___ Extracted information
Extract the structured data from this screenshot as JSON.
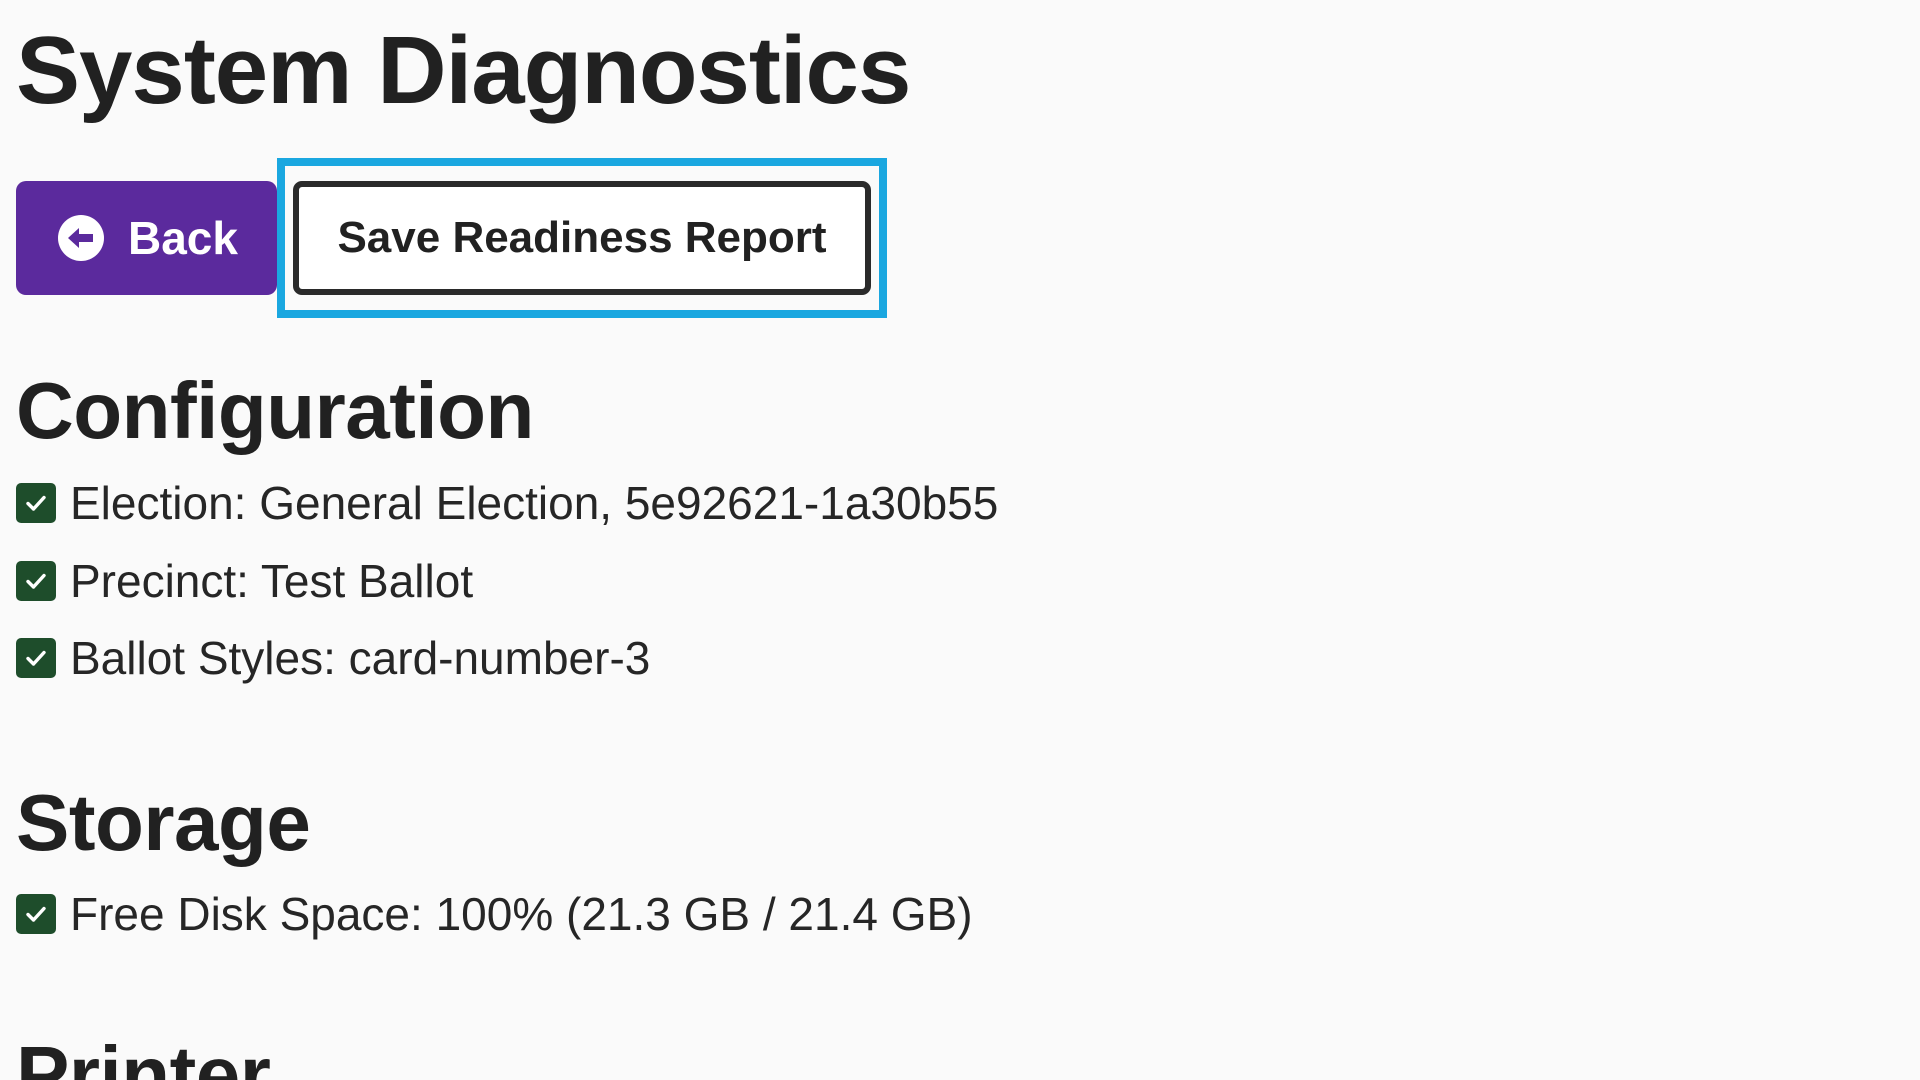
{
  "header": {
    "title": "System Diagnostics"
  },
  "toolbar": {
    "back_label": "Back",
    "save_label": "Save Readiness Report"
  },
  "sections": [
    {
      "title": "Configuration",
      "items": [
        {
          "label": "Election: General Election, 5e92621-1a30b55",
          "status": "pass"
        },
        {
          "label": "Precinct: Test Ballot",
          "status": "pass"
        },
        {
          "label": "Ballot Styles: card-number-3",
          "status": "pass"
        }
      ]
    },
    {
      "title": "Storage",
      "items": [
        {
          "label": "Free Disk Space: 100% (21.3 GB / 21.4 GB)",
          "status": "pass"
        }
      ]
    },
    {
      "title": "Printer",
      "items": []
    }
  ],
  "colors": {
    "primary": "#5b2a9d",
    "focus_ring": "#1aa7e0",
    "success_check": "#1e4d2b",
    "background": "#fafafa",
    "text": "#212121"
  },
  "icons": {
    "back": "circle-arrow-left-icon",
    "check": "checkbox-checked-icon"
  }
}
______
■ Written task: Give the entries again word for word, but skip the pictures.

■ Exercise result:
Extract the structured data from this screenshot as JSON.
{
  "header": {
    "title": "System Diagnostics"
  },
  "toolbar": {
    "back_label": "Back",
    "save_label": "Save Readiness Report"
  },
  "sections": [
    {
      "title": "Configuration",
      "items": [
        {
          "label": "Election: General Election, 5e92621-1a30b55",
          "status": "pass"
        },
        {
          "label": "Precinct: Test Ballot",
          "status": "pass"
        },
        {
          "label": "Ballot Styles: card-number-3",
          "status": "pass"
        }
      ]
    },
    {
      "title": "Storage",
      "items": [
        {
          "label": "Free Disk Space: 100% (21.3 GB / 21.4 GB)",
          "status": "pass"
        }
      ]
    },
    {
      "title": "Printer",
      "items": []
    }
  ],
  "colors": {
    "primary": "#5b2a9d",
    "focus_ring": "#1aa7e0",
    "success_check": "#1e4d2b",
    "background": "#fafafa",
    "text": "#212121"
  },
  "icons": {
    "back": "circle-arrow-left-icon",
    "check": "checkbox-checked-icon"
  }
}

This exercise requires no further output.